Check each line of the listing for the string "vatgrens", then state how many lines have it. Only the number is wanted.

[begin Raw data]

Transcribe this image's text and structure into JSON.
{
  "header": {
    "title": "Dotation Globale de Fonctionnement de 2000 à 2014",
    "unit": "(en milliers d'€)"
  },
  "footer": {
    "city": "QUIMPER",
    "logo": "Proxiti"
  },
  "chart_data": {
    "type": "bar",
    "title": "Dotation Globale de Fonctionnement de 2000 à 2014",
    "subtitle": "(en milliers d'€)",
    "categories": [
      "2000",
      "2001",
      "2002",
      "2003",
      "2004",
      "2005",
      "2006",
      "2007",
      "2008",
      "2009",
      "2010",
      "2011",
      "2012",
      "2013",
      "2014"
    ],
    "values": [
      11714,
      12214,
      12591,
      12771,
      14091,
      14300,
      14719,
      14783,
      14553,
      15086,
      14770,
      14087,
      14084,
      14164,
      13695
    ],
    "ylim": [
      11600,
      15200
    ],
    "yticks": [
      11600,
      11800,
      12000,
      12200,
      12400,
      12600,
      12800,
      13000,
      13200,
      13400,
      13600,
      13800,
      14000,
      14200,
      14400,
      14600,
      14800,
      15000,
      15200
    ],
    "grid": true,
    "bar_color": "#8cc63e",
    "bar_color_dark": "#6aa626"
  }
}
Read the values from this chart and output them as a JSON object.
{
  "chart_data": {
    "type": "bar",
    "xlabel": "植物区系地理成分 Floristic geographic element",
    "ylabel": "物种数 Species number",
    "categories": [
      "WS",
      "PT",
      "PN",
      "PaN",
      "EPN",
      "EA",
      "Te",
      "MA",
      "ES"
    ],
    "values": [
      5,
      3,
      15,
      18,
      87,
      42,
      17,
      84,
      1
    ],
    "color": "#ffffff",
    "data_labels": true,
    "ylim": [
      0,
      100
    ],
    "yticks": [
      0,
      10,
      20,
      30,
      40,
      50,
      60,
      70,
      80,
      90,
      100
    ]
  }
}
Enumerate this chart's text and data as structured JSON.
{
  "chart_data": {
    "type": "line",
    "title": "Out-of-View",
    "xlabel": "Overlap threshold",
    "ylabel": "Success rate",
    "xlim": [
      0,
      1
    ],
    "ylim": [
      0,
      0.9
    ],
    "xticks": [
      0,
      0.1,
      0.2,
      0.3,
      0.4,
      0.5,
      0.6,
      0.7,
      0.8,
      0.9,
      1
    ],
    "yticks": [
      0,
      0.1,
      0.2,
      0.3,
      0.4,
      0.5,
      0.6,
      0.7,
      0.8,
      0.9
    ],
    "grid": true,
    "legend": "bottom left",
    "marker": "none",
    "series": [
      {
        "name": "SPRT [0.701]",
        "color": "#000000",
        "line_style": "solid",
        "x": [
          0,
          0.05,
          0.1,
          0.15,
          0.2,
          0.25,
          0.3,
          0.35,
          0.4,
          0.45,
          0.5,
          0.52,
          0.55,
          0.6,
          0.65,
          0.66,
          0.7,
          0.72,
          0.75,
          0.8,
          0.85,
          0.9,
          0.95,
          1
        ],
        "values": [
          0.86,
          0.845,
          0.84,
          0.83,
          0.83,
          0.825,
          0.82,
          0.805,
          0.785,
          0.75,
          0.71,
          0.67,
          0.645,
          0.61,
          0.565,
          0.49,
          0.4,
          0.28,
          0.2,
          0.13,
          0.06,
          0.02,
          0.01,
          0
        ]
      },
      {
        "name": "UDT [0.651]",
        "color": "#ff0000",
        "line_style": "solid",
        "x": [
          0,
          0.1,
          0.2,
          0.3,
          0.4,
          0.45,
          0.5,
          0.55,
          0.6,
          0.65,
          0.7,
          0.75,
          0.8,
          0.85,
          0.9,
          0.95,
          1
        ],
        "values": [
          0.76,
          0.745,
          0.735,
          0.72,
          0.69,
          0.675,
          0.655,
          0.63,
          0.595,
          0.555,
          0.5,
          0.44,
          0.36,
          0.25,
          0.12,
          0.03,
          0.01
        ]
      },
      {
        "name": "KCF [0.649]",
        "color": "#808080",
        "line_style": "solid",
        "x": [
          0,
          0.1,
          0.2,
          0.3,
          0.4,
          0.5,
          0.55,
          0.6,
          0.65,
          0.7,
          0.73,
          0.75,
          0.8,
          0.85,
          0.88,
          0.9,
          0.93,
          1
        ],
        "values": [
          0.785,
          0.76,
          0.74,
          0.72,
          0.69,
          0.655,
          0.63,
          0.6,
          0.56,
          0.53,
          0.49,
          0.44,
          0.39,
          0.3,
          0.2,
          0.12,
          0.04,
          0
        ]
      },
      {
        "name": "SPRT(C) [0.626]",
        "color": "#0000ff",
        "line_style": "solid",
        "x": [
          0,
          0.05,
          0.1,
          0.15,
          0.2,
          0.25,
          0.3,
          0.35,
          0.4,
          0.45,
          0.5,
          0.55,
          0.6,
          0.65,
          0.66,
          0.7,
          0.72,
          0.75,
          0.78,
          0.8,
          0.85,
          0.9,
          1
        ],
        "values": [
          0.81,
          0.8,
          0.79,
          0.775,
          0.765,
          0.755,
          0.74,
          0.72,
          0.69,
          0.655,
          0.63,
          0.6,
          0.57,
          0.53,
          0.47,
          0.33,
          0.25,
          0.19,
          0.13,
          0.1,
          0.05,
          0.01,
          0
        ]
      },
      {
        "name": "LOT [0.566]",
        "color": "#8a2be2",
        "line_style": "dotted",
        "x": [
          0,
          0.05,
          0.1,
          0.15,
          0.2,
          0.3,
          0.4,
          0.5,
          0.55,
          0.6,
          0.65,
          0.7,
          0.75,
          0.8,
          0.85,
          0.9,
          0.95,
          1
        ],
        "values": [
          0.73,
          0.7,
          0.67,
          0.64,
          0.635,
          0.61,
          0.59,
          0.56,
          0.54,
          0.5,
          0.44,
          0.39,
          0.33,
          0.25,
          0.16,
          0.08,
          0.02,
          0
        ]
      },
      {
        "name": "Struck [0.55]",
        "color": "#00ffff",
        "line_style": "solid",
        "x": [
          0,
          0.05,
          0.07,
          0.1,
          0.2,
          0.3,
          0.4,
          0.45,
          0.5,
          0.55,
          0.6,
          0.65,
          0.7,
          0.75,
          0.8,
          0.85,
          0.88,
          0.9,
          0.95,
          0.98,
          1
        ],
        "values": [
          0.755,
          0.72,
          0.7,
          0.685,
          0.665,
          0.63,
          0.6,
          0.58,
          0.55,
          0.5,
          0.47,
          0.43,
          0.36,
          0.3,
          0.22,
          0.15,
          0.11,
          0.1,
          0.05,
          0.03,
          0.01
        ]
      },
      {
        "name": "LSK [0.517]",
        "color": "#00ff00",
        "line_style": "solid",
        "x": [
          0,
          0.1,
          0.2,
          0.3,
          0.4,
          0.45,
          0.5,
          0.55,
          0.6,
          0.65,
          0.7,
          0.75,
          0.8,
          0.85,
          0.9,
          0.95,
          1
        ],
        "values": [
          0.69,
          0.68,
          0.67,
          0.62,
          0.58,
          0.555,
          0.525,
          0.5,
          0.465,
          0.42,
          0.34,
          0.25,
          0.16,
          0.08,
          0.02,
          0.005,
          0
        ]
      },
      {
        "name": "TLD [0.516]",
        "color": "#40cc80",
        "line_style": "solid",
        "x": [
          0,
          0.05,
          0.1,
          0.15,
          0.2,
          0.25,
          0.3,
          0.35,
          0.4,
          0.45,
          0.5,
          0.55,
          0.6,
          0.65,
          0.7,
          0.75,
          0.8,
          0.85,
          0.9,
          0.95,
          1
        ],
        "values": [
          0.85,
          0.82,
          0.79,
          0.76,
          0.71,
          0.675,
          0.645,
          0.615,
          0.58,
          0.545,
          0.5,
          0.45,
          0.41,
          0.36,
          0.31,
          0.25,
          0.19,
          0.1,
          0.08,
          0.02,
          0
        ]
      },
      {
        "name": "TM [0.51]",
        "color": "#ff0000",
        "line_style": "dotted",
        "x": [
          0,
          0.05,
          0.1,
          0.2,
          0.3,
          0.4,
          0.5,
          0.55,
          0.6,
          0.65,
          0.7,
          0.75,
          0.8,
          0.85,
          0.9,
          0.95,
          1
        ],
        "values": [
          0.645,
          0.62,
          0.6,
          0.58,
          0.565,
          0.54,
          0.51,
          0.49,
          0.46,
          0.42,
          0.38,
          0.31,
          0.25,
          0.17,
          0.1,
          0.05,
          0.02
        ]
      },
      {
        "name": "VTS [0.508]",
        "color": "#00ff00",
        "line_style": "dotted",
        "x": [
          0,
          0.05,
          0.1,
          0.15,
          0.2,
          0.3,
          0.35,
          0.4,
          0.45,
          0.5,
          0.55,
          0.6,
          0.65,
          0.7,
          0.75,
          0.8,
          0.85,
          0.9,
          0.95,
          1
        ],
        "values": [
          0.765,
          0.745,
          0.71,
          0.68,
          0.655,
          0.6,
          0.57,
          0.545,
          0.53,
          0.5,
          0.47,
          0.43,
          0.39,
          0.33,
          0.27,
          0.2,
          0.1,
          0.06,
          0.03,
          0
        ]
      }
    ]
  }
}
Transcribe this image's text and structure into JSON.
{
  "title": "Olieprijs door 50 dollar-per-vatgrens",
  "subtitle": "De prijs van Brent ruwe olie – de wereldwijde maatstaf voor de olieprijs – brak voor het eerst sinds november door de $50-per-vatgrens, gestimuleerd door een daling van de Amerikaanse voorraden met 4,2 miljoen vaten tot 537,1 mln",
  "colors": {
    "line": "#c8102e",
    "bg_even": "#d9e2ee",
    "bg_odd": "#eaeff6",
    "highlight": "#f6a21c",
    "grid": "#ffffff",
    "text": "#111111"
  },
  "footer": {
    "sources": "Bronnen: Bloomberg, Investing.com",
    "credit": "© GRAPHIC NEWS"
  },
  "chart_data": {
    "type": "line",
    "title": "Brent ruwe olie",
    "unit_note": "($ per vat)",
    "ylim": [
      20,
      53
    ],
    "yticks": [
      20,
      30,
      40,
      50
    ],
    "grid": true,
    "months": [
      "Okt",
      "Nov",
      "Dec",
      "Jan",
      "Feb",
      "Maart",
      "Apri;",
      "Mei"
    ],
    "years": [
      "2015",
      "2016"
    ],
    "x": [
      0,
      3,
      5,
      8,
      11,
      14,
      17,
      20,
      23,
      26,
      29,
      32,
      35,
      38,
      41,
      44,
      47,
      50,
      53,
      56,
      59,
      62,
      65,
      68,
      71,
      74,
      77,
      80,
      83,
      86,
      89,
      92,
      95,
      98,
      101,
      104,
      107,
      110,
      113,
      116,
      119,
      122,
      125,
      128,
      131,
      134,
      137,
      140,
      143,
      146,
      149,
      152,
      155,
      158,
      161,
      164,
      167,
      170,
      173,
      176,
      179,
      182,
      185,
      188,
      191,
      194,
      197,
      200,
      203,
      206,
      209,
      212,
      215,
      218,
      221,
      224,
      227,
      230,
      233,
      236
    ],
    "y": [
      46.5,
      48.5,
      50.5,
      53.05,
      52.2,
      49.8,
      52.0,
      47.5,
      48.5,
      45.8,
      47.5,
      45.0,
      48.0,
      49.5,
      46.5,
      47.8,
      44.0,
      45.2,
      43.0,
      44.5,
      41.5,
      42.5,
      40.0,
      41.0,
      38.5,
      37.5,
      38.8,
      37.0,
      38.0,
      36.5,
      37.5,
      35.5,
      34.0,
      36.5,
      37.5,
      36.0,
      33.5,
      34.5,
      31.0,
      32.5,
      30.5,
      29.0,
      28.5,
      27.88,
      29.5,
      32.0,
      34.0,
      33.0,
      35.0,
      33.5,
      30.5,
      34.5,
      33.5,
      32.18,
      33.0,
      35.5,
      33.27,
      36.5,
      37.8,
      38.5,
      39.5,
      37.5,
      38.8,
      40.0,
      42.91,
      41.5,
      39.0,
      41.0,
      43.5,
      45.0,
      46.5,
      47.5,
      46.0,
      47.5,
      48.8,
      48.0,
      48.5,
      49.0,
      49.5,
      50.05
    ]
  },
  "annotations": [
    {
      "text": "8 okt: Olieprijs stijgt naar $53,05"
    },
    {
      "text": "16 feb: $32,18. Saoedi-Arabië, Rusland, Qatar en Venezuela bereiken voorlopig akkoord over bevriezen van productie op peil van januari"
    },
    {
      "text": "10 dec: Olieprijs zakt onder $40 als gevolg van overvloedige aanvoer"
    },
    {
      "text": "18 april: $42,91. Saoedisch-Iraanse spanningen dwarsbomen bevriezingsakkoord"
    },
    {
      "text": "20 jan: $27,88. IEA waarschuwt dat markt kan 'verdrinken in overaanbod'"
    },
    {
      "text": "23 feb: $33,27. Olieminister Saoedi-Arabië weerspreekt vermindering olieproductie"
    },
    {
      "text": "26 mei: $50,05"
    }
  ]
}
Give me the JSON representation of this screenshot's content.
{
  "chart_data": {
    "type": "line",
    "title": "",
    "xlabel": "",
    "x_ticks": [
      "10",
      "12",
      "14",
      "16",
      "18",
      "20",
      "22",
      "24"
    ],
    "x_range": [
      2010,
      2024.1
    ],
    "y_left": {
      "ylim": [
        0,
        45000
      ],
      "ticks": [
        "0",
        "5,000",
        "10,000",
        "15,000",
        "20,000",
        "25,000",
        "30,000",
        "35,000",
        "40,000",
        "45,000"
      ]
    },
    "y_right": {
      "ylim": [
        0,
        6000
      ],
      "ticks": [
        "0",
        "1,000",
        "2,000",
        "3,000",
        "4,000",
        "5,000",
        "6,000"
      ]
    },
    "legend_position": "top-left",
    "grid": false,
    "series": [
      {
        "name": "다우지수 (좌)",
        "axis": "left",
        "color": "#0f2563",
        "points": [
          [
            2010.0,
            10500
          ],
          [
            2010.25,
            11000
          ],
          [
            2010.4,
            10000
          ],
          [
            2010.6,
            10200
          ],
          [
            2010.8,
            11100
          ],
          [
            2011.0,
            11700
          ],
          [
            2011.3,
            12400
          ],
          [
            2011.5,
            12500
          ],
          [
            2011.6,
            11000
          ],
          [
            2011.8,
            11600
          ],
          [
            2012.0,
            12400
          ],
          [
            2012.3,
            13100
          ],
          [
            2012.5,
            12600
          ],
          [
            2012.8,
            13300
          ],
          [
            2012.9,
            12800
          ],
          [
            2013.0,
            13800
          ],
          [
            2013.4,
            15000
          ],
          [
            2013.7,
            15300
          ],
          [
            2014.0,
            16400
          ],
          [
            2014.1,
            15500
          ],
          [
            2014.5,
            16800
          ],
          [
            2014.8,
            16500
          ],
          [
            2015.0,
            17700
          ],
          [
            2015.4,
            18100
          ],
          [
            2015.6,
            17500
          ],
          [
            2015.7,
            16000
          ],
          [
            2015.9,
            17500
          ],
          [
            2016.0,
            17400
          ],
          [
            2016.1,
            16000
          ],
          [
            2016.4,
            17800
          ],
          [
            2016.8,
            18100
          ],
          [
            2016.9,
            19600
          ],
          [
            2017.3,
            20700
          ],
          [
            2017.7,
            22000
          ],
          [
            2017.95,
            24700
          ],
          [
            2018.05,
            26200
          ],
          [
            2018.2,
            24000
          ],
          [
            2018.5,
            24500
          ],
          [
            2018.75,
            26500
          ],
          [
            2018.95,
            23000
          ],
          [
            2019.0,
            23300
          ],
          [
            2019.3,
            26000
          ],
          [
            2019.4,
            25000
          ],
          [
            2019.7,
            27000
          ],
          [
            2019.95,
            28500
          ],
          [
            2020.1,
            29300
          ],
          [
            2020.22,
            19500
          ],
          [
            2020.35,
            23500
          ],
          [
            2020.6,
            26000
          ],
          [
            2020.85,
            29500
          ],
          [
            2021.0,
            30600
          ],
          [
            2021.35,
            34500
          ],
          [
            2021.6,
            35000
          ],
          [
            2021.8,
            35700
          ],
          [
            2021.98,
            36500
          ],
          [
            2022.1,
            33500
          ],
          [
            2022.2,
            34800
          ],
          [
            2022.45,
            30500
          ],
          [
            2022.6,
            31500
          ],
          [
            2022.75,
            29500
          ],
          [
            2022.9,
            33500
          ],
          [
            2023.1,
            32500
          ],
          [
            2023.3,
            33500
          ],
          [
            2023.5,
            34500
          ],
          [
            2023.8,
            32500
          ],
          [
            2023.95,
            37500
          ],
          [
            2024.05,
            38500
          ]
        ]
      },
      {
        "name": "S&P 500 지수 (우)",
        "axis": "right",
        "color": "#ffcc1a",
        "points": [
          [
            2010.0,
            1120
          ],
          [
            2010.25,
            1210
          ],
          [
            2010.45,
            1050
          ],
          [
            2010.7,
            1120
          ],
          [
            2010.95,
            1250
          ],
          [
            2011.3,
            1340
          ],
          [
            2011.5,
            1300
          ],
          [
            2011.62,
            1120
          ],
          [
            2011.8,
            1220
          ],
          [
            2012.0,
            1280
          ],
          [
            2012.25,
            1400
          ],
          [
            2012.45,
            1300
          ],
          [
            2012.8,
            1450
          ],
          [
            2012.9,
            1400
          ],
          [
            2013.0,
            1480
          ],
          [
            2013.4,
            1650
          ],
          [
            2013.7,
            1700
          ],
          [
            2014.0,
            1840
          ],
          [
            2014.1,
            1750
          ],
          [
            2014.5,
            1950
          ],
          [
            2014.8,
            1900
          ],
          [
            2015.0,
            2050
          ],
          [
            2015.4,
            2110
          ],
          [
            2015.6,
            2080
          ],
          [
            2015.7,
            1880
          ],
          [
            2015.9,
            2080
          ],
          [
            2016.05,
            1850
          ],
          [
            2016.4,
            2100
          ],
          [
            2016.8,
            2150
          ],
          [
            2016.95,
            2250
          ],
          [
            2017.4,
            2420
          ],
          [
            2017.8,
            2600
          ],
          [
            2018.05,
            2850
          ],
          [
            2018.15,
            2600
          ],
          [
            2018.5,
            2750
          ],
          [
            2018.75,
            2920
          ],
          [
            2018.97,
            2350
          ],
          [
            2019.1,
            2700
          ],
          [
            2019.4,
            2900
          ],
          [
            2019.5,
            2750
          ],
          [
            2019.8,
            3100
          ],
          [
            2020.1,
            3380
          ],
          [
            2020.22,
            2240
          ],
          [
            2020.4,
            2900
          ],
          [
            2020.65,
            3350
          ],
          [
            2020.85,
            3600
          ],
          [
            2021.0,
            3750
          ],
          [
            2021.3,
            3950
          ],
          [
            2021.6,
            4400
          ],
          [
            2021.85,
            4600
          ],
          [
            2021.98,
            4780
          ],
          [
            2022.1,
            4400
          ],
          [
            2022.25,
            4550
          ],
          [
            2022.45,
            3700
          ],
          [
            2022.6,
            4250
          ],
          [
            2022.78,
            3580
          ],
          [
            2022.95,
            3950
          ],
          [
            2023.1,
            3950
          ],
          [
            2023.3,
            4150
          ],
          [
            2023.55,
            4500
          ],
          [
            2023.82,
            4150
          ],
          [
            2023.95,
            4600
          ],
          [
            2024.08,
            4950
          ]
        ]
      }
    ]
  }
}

[end Raw data]

◆ **Response to the exercise**: 2